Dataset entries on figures
※ ※ ※

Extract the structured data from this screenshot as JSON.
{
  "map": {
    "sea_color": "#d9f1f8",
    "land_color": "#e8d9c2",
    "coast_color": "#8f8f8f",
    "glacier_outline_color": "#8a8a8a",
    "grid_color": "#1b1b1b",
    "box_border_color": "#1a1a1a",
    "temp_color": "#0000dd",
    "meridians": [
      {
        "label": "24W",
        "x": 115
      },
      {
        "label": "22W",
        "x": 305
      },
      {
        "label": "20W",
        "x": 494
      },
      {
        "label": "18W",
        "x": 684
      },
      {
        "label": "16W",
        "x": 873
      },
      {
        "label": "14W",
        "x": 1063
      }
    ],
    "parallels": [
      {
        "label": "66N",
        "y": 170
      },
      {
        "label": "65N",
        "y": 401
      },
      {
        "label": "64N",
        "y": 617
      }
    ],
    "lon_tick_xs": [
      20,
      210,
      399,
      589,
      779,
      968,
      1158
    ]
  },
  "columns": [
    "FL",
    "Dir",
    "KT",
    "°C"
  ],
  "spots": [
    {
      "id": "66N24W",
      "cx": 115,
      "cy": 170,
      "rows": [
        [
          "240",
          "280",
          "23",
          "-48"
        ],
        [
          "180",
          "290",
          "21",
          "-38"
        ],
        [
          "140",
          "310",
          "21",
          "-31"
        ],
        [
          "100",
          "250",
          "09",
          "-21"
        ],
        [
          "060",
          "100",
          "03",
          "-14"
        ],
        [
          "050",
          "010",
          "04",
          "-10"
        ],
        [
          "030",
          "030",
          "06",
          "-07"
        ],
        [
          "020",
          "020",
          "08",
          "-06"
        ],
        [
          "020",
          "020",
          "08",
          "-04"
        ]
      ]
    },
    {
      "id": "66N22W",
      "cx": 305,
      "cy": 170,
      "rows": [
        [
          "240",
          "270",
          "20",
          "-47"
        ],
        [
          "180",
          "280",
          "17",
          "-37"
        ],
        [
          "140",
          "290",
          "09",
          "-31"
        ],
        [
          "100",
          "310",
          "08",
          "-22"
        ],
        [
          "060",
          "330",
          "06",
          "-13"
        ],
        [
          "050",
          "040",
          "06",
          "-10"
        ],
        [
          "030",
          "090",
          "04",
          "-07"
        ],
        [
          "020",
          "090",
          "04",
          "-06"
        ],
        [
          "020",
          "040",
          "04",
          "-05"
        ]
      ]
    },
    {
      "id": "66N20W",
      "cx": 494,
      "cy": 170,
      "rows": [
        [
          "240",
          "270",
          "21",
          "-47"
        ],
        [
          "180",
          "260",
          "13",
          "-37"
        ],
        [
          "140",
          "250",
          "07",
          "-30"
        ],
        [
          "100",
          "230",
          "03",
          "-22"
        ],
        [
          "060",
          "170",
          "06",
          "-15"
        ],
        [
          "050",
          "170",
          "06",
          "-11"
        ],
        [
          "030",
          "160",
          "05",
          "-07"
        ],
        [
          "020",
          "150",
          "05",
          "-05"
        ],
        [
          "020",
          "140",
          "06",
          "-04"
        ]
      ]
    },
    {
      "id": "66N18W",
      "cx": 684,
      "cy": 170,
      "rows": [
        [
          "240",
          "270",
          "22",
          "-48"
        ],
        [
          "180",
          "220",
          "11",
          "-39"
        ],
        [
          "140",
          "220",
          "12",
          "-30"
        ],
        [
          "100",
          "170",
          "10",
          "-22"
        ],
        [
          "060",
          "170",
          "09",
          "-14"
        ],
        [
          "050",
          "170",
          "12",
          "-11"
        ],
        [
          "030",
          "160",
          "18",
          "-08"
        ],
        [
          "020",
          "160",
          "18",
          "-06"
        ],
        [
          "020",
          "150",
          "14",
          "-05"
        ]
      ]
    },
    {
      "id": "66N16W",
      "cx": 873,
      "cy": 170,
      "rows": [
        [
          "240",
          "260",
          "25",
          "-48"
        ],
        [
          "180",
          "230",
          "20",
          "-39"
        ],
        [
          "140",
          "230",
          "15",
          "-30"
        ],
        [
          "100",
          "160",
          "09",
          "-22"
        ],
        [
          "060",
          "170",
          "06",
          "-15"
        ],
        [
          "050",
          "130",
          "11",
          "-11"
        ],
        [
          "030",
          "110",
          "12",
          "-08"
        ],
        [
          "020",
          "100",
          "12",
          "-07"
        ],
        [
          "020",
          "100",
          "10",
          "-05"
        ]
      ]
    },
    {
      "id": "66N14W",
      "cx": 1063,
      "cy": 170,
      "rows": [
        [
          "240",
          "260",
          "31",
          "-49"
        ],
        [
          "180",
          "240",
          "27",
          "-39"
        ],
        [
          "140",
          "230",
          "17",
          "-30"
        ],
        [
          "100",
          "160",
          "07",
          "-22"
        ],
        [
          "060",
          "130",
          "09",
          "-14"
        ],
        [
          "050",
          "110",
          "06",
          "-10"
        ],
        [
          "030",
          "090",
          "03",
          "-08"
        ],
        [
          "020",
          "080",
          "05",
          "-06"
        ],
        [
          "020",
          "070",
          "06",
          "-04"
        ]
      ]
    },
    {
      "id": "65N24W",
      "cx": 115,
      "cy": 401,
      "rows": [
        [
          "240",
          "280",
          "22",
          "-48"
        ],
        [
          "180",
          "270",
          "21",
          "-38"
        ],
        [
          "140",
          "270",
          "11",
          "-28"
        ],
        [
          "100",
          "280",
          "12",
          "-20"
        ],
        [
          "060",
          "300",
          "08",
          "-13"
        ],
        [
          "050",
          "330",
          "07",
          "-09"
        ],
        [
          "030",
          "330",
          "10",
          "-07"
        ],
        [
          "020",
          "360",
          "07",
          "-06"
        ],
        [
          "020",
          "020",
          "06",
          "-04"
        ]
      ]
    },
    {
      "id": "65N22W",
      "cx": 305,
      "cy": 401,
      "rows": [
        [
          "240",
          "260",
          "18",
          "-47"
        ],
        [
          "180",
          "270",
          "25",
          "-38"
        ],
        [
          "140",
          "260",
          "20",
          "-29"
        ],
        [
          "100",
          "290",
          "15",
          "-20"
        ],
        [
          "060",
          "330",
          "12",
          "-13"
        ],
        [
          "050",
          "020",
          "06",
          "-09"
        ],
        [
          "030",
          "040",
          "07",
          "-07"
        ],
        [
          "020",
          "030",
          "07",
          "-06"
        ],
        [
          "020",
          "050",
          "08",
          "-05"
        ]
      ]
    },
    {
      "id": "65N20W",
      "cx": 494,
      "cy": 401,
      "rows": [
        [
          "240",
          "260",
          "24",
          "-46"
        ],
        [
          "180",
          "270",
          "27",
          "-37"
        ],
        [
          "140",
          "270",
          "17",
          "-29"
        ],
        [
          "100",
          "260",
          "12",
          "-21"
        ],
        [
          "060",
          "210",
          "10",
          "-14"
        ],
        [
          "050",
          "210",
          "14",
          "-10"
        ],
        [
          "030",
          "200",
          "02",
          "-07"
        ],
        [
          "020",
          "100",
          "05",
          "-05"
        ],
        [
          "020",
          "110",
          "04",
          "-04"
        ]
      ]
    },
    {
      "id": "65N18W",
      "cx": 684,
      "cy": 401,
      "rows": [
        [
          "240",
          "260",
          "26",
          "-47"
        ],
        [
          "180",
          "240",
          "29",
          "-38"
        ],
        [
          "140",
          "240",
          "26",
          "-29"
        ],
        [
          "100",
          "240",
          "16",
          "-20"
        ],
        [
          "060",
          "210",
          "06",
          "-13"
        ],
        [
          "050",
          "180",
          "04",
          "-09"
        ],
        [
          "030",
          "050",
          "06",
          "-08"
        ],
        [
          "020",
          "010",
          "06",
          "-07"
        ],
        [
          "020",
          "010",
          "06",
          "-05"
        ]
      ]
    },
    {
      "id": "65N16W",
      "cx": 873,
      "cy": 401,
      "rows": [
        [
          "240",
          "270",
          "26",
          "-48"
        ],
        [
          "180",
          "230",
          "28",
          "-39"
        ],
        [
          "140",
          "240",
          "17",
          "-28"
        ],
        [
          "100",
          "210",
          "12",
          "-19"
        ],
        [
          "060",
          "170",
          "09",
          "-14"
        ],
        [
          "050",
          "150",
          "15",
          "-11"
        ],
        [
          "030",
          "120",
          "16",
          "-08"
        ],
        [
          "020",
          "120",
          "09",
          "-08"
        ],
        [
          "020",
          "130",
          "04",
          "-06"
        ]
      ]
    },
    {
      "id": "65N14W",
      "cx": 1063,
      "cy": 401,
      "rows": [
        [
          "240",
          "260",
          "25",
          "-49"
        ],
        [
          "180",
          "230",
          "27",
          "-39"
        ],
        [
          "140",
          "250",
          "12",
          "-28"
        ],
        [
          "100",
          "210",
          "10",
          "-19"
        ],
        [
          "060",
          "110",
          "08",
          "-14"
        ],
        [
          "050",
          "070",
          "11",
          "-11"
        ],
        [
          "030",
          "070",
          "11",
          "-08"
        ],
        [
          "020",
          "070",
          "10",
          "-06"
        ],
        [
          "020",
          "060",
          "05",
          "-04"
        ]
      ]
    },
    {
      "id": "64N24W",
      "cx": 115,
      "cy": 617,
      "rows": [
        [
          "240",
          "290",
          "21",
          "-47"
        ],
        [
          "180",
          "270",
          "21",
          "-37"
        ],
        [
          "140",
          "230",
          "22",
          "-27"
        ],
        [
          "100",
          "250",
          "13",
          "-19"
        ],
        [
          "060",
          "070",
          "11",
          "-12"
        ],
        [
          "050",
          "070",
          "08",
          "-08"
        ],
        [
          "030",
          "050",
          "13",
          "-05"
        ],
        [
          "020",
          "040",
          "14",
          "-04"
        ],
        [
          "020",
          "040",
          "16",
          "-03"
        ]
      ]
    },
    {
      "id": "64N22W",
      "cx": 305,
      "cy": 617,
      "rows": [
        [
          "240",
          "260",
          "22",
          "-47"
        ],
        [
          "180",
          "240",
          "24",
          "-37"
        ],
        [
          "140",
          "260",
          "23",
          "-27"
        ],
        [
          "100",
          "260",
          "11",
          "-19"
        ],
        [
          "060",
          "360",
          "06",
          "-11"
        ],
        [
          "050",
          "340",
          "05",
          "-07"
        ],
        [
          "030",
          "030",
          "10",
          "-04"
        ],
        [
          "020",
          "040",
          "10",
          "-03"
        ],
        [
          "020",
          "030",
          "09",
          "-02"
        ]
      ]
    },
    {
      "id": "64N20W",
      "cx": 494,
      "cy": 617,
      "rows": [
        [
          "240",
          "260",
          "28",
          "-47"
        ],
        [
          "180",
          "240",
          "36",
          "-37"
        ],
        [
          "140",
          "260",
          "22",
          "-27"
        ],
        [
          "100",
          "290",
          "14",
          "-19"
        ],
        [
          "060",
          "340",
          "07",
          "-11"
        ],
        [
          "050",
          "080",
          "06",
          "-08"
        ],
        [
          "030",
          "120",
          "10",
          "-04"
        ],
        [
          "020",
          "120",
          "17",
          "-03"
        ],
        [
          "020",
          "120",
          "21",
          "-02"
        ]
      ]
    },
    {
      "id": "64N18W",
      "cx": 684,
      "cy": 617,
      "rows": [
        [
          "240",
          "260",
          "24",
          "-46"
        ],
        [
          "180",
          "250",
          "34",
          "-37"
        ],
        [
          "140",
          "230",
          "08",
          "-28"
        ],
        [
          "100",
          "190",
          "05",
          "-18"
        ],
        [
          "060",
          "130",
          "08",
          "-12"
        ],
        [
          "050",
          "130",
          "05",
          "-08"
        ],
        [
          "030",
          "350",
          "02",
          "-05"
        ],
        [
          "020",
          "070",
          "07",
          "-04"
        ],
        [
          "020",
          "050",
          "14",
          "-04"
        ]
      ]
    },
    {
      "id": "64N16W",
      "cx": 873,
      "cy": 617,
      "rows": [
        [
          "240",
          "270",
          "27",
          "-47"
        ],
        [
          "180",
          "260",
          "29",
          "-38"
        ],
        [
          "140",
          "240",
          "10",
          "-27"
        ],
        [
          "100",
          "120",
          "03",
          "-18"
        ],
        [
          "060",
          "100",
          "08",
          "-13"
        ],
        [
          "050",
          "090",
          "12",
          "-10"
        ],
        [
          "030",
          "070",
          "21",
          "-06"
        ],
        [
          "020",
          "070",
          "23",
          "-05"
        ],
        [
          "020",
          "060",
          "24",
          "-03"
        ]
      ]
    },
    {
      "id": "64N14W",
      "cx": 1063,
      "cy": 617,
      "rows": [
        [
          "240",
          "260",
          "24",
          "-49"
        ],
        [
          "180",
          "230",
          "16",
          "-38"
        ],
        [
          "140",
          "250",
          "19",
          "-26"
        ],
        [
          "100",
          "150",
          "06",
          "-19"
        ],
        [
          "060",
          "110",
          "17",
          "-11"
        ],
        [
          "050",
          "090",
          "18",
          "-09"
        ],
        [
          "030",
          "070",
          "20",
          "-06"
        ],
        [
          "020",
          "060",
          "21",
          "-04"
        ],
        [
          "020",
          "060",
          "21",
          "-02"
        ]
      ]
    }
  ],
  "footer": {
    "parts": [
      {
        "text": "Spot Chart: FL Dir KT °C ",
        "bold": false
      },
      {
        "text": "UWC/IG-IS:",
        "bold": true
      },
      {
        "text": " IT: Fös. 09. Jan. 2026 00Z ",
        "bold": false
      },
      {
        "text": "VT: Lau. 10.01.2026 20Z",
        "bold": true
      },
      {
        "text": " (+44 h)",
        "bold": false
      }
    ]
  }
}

※ ※ ※

Among the records above, find each line holding the string "text" and pull it out.

        "text": "Spot Chart: FL Dir KT °C ",
        "text": "UWC/IG-IS:",
        "text": " IT: Fös. 09. Jan. 2026 00Z ",
        "text": "VT: Lau. 10.01.2026 20Z",
        "text": " (+44 h)",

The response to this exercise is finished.